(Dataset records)
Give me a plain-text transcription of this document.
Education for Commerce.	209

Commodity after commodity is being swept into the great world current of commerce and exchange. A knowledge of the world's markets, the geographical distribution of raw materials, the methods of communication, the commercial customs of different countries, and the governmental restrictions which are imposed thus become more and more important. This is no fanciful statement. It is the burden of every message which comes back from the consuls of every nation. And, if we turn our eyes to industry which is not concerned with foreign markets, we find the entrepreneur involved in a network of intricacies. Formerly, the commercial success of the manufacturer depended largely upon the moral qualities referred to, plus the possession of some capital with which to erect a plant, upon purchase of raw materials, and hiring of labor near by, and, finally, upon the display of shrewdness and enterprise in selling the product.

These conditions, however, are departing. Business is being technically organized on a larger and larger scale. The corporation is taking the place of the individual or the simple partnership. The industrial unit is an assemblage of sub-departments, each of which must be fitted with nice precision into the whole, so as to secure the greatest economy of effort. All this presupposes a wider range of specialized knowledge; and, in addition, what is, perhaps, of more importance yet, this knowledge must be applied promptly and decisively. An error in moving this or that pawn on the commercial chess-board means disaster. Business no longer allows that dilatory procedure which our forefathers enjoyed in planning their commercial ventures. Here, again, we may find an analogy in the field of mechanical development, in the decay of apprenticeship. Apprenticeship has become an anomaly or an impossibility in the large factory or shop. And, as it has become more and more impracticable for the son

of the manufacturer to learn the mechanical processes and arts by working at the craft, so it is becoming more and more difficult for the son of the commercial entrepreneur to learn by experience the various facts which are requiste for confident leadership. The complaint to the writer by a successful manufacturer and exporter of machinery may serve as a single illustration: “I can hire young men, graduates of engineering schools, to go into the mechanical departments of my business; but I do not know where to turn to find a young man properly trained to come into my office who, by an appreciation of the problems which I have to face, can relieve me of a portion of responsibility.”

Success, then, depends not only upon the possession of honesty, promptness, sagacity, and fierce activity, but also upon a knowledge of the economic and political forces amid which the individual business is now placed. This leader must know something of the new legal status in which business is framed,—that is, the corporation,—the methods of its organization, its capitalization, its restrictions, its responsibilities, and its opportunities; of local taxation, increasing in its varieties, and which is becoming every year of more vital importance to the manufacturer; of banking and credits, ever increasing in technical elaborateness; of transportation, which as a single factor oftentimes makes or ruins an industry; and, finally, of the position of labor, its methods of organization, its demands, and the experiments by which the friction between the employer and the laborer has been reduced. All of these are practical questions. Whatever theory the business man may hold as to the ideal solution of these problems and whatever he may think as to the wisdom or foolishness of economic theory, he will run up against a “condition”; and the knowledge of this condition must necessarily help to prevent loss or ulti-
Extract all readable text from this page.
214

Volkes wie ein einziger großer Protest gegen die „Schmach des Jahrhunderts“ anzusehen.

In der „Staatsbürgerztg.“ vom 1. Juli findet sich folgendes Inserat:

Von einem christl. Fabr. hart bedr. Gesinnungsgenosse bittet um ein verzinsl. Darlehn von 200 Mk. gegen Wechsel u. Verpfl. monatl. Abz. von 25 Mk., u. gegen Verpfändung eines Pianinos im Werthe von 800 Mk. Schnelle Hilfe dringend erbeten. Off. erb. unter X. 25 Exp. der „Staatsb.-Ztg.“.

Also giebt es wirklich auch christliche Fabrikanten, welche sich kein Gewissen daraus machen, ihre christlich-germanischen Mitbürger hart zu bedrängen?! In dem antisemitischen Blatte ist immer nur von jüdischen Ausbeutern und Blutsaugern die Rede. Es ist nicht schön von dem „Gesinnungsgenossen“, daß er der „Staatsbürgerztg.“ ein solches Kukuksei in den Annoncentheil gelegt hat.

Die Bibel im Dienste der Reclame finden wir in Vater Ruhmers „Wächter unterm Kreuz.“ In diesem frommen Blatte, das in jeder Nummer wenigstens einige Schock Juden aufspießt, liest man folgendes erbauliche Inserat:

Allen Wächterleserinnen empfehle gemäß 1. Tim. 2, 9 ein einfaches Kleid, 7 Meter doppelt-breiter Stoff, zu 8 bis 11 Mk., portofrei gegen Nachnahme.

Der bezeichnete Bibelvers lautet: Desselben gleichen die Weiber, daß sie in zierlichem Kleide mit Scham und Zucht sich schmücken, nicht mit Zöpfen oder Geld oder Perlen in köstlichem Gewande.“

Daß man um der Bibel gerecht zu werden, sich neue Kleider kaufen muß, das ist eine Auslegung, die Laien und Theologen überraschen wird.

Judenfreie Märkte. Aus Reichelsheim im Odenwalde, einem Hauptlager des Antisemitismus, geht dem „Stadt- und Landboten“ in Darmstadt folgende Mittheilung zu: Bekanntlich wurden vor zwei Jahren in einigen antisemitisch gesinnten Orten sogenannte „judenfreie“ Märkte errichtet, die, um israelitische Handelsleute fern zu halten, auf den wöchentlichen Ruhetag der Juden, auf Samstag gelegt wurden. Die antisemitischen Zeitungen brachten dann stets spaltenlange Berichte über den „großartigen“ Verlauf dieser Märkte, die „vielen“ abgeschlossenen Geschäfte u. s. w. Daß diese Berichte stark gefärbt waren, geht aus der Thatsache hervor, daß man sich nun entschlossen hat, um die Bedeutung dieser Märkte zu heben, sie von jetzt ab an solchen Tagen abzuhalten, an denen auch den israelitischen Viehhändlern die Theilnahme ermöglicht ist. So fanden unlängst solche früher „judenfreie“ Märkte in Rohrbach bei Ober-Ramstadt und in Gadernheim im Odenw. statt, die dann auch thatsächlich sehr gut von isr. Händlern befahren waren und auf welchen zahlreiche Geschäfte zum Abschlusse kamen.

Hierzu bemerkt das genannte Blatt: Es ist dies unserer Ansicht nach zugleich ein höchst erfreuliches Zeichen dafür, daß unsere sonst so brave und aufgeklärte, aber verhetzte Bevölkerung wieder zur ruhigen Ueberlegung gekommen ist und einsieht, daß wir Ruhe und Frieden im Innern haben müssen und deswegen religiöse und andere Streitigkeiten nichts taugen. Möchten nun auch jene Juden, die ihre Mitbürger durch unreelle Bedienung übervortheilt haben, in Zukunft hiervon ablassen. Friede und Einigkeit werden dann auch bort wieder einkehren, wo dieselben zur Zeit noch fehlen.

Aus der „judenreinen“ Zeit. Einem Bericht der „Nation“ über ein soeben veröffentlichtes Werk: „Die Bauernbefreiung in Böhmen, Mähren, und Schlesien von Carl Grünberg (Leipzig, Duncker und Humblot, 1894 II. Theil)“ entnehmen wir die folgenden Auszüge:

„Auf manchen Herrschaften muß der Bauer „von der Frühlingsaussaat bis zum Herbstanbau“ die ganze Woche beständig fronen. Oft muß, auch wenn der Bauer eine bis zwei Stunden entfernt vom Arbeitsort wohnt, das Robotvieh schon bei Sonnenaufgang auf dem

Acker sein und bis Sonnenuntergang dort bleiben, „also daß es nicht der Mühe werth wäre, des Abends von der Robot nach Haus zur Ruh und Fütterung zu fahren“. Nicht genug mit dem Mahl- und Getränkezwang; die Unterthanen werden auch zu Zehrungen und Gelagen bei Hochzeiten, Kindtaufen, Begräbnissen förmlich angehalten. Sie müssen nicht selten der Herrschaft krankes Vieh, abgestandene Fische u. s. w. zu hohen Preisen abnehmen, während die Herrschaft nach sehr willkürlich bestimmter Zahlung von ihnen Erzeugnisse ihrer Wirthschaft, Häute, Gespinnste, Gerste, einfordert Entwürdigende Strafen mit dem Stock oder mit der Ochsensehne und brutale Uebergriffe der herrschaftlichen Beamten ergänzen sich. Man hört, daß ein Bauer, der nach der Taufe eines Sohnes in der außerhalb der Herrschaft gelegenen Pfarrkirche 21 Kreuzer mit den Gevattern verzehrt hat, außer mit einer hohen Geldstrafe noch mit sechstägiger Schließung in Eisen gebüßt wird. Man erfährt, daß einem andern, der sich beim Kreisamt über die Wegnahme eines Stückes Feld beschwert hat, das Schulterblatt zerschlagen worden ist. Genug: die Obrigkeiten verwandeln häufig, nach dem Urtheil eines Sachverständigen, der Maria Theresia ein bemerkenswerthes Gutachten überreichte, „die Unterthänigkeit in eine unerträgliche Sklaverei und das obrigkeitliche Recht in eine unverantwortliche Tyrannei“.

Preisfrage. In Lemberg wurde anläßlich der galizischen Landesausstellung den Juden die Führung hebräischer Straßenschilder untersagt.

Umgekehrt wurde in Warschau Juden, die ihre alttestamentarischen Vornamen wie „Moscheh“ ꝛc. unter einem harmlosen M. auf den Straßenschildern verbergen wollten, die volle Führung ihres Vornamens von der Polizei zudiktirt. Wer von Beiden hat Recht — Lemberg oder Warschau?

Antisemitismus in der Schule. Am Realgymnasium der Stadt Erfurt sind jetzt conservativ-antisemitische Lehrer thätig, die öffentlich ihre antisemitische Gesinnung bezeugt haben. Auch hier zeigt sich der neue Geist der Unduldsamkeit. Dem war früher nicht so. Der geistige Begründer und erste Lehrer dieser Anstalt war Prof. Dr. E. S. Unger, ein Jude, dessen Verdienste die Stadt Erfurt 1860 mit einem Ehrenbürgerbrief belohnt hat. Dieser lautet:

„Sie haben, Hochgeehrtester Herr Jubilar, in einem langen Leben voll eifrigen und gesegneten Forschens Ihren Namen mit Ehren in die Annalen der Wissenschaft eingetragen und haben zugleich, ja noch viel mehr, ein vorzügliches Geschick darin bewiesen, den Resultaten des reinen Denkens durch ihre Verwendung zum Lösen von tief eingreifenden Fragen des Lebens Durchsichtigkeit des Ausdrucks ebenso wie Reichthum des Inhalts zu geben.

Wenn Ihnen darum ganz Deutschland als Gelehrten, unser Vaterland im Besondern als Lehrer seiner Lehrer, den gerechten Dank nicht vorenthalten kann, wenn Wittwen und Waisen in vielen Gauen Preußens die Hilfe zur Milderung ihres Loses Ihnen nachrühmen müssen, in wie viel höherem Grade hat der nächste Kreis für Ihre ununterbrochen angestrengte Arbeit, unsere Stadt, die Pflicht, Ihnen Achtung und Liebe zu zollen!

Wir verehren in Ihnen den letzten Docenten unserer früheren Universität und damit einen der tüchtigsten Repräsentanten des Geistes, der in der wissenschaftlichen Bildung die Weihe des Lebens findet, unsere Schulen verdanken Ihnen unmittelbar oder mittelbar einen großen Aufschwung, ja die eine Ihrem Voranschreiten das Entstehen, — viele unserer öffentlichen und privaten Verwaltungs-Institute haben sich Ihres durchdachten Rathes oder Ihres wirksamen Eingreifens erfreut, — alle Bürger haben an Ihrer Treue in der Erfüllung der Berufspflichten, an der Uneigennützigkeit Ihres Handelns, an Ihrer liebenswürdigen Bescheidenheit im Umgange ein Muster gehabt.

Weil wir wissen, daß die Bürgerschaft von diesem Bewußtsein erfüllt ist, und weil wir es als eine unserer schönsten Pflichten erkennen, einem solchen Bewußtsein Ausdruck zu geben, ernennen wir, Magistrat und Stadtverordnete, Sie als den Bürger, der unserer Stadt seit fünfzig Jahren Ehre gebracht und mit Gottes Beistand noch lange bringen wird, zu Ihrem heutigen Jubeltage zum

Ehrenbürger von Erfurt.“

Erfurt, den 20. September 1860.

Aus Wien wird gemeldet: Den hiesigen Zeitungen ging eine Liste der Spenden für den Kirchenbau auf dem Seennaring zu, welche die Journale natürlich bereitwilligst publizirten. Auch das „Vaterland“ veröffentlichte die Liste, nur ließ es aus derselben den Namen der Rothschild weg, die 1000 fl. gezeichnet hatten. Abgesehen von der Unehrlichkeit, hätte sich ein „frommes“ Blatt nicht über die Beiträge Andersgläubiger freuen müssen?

- **WHAT TO WORK ON**: Locate all lines holding the word "Inserat", then copy them out.

- **EXERCISE RESPONSE**:
In der „Staatsbürgerztg.“ vom 1. Juli findet sich folgendes Inserat:
Die Bibel im Dienste der Reclame finden wir in Vater Ruhmers „Wächter unterm Kreuz.“ In diesem frommen Blatte, das in jeder Nummer wenigstens einige Schock Juden aufspießt, liest man folgendes erbauliche Inserat:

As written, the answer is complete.